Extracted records
-------------------------

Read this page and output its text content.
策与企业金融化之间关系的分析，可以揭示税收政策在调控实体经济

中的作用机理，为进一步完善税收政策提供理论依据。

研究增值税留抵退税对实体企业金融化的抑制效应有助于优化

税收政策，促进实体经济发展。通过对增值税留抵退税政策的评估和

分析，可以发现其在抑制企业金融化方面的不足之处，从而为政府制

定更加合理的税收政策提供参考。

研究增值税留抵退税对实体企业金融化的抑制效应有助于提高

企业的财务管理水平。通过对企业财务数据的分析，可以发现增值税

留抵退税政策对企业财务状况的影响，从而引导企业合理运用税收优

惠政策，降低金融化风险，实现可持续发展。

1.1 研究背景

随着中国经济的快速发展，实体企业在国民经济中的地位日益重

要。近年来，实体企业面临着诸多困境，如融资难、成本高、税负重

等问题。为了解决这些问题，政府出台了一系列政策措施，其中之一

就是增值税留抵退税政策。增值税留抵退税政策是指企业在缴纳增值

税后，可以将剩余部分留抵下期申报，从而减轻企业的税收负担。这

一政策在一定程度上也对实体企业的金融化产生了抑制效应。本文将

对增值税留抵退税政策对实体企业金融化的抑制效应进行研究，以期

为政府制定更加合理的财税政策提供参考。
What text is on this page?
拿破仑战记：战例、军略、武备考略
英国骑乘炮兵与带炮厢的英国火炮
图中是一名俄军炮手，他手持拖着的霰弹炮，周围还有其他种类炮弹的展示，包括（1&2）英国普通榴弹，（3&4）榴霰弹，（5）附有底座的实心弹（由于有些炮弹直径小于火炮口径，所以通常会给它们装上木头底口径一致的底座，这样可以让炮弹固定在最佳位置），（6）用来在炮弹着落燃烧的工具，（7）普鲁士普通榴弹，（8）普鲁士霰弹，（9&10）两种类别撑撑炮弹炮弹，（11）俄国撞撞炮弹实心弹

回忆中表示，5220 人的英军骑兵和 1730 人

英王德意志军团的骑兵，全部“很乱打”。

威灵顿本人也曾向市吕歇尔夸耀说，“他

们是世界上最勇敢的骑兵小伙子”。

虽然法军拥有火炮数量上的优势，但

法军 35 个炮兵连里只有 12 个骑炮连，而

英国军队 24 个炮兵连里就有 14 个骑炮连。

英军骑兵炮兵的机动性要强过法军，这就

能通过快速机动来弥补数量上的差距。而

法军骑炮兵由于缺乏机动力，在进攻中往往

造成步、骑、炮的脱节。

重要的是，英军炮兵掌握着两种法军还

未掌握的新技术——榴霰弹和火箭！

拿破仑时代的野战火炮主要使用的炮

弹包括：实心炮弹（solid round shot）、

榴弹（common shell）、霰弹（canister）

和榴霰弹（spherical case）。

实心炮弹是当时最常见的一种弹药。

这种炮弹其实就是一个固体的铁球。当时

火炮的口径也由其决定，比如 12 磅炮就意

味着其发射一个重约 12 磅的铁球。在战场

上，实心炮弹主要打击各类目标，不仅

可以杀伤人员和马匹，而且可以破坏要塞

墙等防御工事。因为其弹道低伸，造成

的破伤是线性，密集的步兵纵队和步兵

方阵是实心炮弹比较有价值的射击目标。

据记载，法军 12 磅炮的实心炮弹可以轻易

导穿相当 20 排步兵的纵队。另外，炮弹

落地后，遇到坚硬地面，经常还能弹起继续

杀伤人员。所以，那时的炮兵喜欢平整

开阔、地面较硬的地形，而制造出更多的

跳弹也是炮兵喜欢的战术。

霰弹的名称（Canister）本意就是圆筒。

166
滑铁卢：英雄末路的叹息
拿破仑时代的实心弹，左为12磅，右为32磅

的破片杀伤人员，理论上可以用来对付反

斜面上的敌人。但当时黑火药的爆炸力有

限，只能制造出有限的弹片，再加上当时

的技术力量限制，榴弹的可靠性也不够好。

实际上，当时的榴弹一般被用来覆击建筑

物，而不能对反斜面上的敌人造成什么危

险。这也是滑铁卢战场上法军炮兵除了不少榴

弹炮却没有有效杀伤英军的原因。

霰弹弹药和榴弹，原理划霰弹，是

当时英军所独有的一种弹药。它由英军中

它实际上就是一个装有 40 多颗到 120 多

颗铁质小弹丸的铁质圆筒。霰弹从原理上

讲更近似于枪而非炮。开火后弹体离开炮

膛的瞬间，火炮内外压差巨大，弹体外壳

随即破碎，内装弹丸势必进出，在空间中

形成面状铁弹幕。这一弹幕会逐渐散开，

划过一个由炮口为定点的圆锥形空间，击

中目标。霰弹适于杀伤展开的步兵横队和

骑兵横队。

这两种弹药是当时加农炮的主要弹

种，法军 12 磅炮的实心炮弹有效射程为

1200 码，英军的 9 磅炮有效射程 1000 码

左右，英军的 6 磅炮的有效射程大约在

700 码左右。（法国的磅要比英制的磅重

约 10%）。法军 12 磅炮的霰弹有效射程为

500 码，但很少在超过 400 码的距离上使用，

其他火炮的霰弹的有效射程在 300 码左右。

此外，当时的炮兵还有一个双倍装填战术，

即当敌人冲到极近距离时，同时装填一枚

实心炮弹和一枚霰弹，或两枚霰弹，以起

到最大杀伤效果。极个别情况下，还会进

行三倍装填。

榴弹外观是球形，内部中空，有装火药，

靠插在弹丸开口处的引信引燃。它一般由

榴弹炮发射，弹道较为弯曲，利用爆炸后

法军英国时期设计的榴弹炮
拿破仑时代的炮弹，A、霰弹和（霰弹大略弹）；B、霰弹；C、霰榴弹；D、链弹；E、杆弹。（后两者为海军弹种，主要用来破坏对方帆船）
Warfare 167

-------------------------

Exercise description |
How many lines of these entries hold the string "text"? Answer with the number alone.

Finished exercise |
2